## Document segment
<<<<
Monday, July 23, 2012

Lida Lindstrom, 1892: Laramie history

Inscription on sandstone west of Tie Siding, Wyoming.
(Click image to view larger version)

I was out in the Laramie Basin yesterday, enjoying the monsoonal sky and the wide open views, when I stopped at some sandstone outcrops near Tie Siding to look for old inscriptions that I'd seen there quite a few years ago.  I documented a few of them before I drove home, where I did some internet research to find out what I could.  Lida Lindstrom's family history is beautifully documented by a relation, Erik Lennart Elg, of Sweden, where Lida's parent's were from.  I've summarized some information from Erik's documentation below, but the story is told much better by him and with more detail on the Elg genealogy website.


On the summer solstice of 1892, a 21-year-old woman named Lida Lindstrom stood on the Laramie plains and carefully carved her name and the date into soft sandstone near her family's ranch. Lida, born in 1871 in Omaha and the oldest of 7 siblings, had moved to Wyoming with her parents after her father was transferred by his employer, the Union Pacific Railroad, from Blair, Nebraska to Sherman, Wyoming, where he lived in a small log shack with other railroad workers. John's wife, Emma, still in Nebraska, grew lonely and caught a train to Wyoming with Lida, their only child at that time. The shack was a mess and Emma angrily set to work cleaning it up. The co-workers moved out, and John, Emma, and Lida lived there for 6 months.

Sherman disappeared after the Ames Monument was built and the railroad was straightened, bypassing the town and eventually, the family homesteaded near Tie Siding (est. 1868). John stayed there until a few years before he died, when he moved to Ogden, Utah.
>>>>
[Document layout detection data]
<<<<
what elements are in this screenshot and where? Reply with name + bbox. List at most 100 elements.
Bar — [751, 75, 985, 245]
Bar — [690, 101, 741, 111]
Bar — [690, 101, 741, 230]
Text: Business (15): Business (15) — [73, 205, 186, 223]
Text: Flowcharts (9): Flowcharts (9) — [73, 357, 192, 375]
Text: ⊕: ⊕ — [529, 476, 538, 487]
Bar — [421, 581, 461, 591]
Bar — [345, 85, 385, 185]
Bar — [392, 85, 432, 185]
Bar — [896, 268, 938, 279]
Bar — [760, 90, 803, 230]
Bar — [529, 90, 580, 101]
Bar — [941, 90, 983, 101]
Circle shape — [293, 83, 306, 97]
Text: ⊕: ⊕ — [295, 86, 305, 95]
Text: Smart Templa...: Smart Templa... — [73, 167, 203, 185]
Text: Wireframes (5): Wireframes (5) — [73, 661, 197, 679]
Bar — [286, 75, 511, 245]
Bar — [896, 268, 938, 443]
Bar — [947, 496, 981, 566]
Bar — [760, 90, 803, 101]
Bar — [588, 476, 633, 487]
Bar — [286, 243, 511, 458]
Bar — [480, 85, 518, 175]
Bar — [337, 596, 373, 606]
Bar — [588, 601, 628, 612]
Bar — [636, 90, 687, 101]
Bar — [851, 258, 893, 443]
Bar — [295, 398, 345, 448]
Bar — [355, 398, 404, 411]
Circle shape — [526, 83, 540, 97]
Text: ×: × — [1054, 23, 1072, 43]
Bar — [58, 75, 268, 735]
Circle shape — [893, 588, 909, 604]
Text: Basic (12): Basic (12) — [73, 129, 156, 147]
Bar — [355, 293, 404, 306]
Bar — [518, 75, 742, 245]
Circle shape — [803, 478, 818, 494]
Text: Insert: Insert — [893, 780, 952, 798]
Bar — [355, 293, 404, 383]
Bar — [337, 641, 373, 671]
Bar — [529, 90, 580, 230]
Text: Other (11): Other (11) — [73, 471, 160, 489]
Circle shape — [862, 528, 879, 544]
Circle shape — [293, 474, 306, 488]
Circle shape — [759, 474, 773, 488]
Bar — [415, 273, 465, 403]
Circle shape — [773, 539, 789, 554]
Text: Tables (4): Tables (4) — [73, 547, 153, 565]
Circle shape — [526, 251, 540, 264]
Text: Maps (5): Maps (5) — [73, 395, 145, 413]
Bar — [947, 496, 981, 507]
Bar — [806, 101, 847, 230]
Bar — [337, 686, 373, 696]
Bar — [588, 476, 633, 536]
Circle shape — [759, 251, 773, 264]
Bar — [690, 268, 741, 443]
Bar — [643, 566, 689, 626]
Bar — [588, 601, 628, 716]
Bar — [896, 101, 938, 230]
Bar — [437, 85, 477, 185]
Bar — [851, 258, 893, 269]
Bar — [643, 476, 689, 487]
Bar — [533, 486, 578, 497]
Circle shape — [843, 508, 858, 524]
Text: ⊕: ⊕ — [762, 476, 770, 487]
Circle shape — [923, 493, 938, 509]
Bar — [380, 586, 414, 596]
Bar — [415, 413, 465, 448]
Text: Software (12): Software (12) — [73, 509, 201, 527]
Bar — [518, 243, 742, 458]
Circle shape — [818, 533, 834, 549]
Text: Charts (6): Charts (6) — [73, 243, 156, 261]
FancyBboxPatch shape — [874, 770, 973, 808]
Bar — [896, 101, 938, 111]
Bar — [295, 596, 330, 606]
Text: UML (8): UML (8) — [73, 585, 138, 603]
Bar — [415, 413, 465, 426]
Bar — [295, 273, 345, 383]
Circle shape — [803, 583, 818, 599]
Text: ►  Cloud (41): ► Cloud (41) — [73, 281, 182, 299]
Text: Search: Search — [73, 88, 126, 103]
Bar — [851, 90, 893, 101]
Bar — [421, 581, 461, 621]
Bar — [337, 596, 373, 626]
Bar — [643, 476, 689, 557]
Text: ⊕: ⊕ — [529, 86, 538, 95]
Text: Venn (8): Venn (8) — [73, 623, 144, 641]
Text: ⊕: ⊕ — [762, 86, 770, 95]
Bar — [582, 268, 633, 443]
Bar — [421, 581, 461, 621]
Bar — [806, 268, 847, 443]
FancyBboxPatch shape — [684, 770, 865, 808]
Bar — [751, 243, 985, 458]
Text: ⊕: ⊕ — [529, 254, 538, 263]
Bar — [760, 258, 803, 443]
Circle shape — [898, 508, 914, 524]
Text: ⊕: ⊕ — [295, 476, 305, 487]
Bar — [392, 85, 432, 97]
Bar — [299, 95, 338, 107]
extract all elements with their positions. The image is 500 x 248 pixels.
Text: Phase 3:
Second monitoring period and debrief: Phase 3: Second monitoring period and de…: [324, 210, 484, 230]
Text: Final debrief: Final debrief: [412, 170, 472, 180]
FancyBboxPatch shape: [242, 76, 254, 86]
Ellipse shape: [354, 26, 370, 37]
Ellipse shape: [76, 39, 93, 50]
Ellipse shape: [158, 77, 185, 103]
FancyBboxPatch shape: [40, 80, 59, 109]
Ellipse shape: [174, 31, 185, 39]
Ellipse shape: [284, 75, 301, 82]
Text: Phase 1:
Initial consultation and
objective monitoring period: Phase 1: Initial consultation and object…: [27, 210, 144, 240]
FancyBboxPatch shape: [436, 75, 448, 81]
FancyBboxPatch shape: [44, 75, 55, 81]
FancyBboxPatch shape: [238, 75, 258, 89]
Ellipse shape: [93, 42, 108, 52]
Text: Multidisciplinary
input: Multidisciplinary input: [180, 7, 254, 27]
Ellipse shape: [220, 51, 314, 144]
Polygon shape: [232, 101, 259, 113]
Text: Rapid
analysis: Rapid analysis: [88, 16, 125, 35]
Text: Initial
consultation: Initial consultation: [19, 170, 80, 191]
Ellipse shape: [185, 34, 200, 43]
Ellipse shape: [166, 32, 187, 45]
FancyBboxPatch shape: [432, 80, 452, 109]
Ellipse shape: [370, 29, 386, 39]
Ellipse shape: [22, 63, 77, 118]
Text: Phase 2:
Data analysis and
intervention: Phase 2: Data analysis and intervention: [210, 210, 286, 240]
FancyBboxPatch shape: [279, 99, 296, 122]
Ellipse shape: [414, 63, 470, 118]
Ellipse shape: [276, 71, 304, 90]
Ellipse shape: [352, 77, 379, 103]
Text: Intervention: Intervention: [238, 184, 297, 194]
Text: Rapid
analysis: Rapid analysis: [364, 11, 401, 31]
>>>>
## Task instructions
#1 According to the Lida Lindstrom post, in what year and city was Lida Lindstrom born?
#2 Reproduce the passage of the Lida Lindstrom post starting with "Inscription on sandstone" and going on through "on the Elg genealogy website.".

## Numbered responses
#1 She was born in 1871 in Omaha.

#2
Inscription on sandstone west of Tie Siding, Wyoming.
(Click image to view larger version)

I was out in the Laramie Basin yesterday, enjoying the monsoonal sky and the wide open views, when I stopped at some sandstone outcrops near Tie Siding to look for old inscriptions that I'd seen there quite a few years ago.  I documented a few of them before I drove home, where I did some internet research to find out what I could.  Lida Lindstrom's family history is beautifully documented by a relation, Erik Lennart Elg, of Sweden, where Lida's parent's were from.  I've summarized some information from Erik's documentation below, but the story is told much better by him and with more detail on the Elg genealogy website.